(Records)
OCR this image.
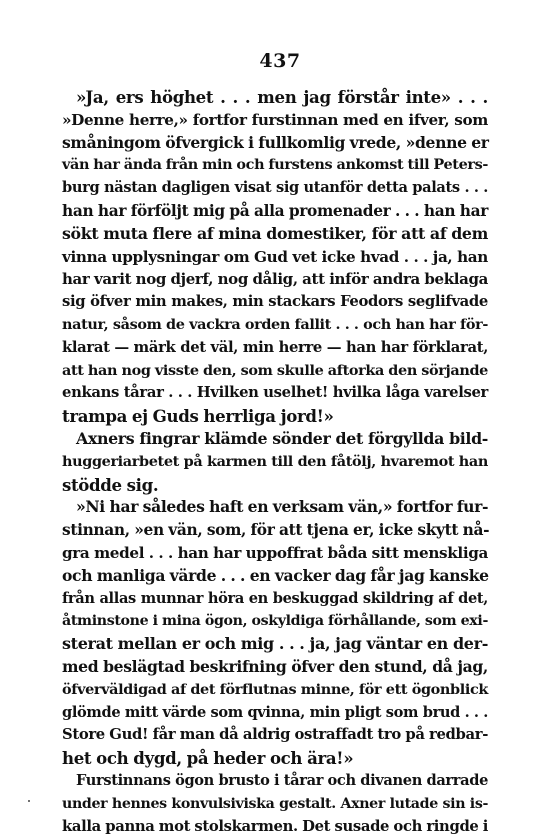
437
»Ja, ers höghet . . . men jag förstår inte» . . .
»Denne herre,» fortfor furstinnan med en ifver, som
småningom öfvergick i fullkomlig vrede, »denne er
vän har ända från min och furstens ankomst till Peters-
burg nästan dagligen visat sig utanför detta palats . . .
han har förföljt mig på alla promenader . . . han har
sökt muta flere af mina domestiker, för att af dem
vinna upplysningar om Gud vet icke hvad . . . ja, han
har varit nog djerf, nog dålig, att inför andra beklaga
sig öfver min makes, min stackars Feodors seglifvade
natur, såsom de vackra orden fallit . . . och han har för-
klarat — märk det väl, min herre — han har förklarat,
att han nog visste den, som skulle aftorka den sörjande
enkans tårar . . . Hvilken uselhet! hvilka låga varelser
trampa ej Guds herrliga jord!»
Axners fingrar klämde sönder det förgyllda bild-
huggeriarbetet på karmen till den fåtölj, hvaremot han
stödde sig.
»Ni har således haft en verksam vän,» fortfor fur-
stinnan, »en vän, som, för att tjena er, icke skytt nå-
gra medel . . . han har uppoffrat båda sitt menskliga
och manliga värde . . . en vacker dag får jag kanske
från allas munnar höra en beskuggad skildring af det,
åtminstone i mina ögon, oskyldiga förhållande, som exi-
sterat mellan er och mig . . . ja, jag väntar en der-
med beslägtad beskrifning öfver den stund, då jag,
öfverväldigad af det förflutnas minne, för ett ögonblick
glömde mitt värde som qvinna, min pligt som brud . . .
Store Gud! får man då aldrig ostraffadt tro på redbar-
het och dygd, på heder och ära!»
Furstinnans ögon brusto i tårar och divanen darrade
under hennes konvulsiviska gestalt. Axner lutade sin is-
kalla panna mot stolskarmen. Det susade och ringde i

• **What the exercise asks**
Each line of the data that includes the word "från" counts once; report the total and nothing more.

• **Task output**
2